# What the task requires:
From the entries below, please gather each line containing the string "iglesia".

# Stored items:
********

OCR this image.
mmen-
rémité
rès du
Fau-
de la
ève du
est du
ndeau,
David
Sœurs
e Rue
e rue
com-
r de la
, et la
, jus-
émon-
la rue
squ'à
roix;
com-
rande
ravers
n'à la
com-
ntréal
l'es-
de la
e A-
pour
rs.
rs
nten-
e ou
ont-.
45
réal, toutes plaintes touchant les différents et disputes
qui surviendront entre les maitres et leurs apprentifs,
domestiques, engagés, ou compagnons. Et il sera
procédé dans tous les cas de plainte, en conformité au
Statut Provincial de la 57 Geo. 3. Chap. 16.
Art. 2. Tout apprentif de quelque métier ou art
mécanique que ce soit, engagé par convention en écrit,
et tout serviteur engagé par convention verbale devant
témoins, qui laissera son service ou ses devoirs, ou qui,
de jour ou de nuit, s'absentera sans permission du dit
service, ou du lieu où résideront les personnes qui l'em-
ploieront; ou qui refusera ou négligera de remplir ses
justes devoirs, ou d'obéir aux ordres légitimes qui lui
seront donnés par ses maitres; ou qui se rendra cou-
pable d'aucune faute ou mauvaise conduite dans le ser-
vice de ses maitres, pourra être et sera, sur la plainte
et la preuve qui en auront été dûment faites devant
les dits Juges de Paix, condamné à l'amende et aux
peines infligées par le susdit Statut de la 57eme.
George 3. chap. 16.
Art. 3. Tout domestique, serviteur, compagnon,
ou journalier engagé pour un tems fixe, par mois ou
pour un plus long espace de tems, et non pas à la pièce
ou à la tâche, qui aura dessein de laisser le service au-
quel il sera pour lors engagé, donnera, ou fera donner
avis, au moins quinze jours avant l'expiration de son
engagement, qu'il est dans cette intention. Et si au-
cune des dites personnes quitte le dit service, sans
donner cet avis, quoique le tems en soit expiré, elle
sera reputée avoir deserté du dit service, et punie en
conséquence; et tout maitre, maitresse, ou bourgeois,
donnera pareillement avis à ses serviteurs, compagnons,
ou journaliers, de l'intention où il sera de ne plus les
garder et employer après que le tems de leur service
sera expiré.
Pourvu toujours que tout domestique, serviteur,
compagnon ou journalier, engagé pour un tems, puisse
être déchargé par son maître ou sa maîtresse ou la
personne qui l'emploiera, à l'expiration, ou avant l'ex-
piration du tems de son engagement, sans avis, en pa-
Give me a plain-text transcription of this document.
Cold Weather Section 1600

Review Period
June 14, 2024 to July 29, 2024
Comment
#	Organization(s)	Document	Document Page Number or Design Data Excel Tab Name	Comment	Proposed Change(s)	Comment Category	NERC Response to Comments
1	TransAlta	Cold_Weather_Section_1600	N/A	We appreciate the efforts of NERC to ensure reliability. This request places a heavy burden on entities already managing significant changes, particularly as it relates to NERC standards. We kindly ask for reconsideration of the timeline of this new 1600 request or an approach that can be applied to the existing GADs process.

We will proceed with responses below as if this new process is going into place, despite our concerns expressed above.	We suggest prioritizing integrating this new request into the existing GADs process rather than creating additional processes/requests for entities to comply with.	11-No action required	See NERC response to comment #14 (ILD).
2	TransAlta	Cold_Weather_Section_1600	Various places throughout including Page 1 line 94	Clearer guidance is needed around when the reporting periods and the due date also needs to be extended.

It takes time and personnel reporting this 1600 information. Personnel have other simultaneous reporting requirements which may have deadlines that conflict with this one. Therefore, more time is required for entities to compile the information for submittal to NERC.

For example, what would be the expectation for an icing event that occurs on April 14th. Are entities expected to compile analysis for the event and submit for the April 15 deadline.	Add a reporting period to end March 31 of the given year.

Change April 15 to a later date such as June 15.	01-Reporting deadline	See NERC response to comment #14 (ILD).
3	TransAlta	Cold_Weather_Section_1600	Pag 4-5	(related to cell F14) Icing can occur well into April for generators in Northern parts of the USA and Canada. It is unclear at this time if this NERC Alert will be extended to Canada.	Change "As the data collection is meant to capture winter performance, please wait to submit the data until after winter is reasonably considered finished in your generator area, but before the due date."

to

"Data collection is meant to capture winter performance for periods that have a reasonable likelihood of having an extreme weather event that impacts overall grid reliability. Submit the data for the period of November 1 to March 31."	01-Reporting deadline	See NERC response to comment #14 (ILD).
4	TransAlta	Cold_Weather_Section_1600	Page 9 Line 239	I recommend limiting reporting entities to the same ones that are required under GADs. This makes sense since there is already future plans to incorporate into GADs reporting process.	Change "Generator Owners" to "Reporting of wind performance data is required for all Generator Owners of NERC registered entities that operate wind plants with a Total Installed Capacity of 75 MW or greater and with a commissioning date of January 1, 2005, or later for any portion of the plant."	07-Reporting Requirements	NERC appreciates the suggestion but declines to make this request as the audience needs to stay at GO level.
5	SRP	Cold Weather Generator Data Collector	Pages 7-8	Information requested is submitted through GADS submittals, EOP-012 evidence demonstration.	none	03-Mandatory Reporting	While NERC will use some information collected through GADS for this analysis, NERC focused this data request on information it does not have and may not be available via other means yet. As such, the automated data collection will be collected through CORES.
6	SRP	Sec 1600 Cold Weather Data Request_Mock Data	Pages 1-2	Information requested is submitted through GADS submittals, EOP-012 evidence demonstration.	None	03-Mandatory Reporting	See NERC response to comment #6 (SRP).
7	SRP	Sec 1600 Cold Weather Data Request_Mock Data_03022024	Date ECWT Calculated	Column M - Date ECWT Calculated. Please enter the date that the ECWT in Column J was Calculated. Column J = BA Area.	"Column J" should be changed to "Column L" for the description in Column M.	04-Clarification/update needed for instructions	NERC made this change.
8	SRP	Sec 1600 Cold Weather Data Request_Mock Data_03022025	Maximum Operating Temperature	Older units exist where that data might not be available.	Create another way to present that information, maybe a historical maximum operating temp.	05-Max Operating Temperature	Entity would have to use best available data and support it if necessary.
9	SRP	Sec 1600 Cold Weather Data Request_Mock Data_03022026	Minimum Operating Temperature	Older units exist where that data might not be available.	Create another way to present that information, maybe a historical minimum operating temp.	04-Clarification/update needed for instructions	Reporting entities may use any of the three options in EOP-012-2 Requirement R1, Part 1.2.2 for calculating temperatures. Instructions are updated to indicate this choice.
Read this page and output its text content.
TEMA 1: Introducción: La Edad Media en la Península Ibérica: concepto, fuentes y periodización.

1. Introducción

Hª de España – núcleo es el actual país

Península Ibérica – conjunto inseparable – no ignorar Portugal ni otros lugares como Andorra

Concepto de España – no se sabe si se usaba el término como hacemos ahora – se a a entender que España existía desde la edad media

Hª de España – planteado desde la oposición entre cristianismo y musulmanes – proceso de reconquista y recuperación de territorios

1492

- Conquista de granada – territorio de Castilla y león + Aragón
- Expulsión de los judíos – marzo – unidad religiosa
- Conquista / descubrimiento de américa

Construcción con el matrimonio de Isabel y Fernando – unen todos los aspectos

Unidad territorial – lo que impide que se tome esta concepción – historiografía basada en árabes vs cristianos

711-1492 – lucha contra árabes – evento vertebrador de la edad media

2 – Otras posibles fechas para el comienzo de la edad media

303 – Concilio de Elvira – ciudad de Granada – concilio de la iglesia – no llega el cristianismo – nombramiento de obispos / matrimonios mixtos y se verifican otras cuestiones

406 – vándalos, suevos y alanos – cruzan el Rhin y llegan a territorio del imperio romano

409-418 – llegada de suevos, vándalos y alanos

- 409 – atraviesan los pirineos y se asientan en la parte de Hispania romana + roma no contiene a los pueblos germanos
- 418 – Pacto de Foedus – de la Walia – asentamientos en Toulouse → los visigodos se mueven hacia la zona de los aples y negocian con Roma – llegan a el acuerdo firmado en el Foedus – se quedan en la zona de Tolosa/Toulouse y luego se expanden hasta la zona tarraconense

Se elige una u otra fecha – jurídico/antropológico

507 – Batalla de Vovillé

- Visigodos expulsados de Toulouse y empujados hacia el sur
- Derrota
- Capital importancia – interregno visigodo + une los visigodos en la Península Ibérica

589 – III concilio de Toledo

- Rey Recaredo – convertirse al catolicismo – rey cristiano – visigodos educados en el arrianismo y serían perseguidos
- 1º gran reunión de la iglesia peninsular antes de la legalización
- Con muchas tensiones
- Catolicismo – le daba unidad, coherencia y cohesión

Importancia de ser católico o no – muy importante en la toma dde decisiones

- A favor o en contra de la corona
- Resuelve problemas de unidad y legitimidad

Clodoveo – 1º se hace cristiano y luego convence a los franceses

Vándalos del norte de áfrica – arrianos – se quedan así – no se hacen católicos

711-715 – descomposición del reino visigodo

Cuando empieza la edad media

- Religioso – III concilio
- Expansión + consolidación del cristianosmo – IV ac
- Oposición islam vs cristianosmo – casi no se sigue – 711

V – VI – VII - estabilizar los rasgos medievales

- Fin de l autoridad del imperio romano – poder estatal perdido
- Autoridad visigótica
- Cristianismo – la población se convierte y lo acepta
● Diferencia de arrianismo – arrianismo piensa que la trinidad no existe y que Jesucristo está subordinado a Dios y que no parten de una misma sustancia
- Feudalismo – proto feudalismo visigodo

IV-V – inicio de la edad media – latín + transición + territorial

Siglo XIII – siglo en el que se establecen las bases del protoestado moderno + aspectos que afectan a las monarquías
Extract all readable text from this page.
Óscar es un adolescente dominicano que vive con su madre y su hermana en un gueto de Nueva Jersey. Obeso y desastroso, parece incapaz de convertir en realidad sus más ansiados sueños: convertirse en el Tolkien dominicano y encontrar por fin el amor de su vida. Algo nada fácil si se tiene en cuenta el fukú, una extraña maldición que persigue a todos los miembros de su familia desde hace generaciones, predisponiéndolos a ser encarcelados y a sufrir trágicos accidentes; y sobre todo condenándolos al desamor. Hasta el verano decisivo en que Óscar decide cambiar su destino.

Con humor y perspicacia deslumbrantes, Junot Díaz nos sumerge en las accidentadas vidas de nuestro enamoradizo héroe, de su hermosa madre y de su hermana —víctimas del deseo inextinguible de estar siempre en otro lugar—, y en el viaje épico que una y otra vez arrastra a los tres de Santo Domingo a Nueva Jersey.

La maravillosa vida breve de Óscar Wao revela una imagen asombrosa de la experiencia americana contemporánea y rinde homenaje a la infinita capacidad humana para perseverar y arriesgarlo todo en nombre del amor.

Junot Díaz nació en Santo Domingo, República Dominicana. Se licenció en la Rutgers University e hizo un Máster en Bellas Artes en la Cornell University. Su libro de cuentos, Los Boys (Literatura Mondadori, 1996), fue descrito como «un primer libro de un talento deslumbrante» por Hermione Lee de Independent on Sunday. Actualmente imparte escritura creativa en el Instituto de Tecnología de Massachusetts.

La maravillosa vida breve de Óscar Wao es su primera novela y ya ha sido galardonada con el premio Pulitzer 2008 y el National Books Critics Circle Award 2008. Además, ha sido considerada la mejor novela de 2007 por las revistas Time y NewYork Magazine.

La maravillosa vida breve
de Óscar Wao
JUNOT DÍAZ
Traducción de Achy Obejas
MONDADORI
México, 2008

********

# Expected answer:
303 – Concilio de Elvira – ciudad de Granada – concilio de la iglesia – no llega el cristianismo – nombramiento de obispos / matrimonios mixtos y se verifican otras cuestiones
- 1º gran reunión de la iglesia peninsular antes de la legalización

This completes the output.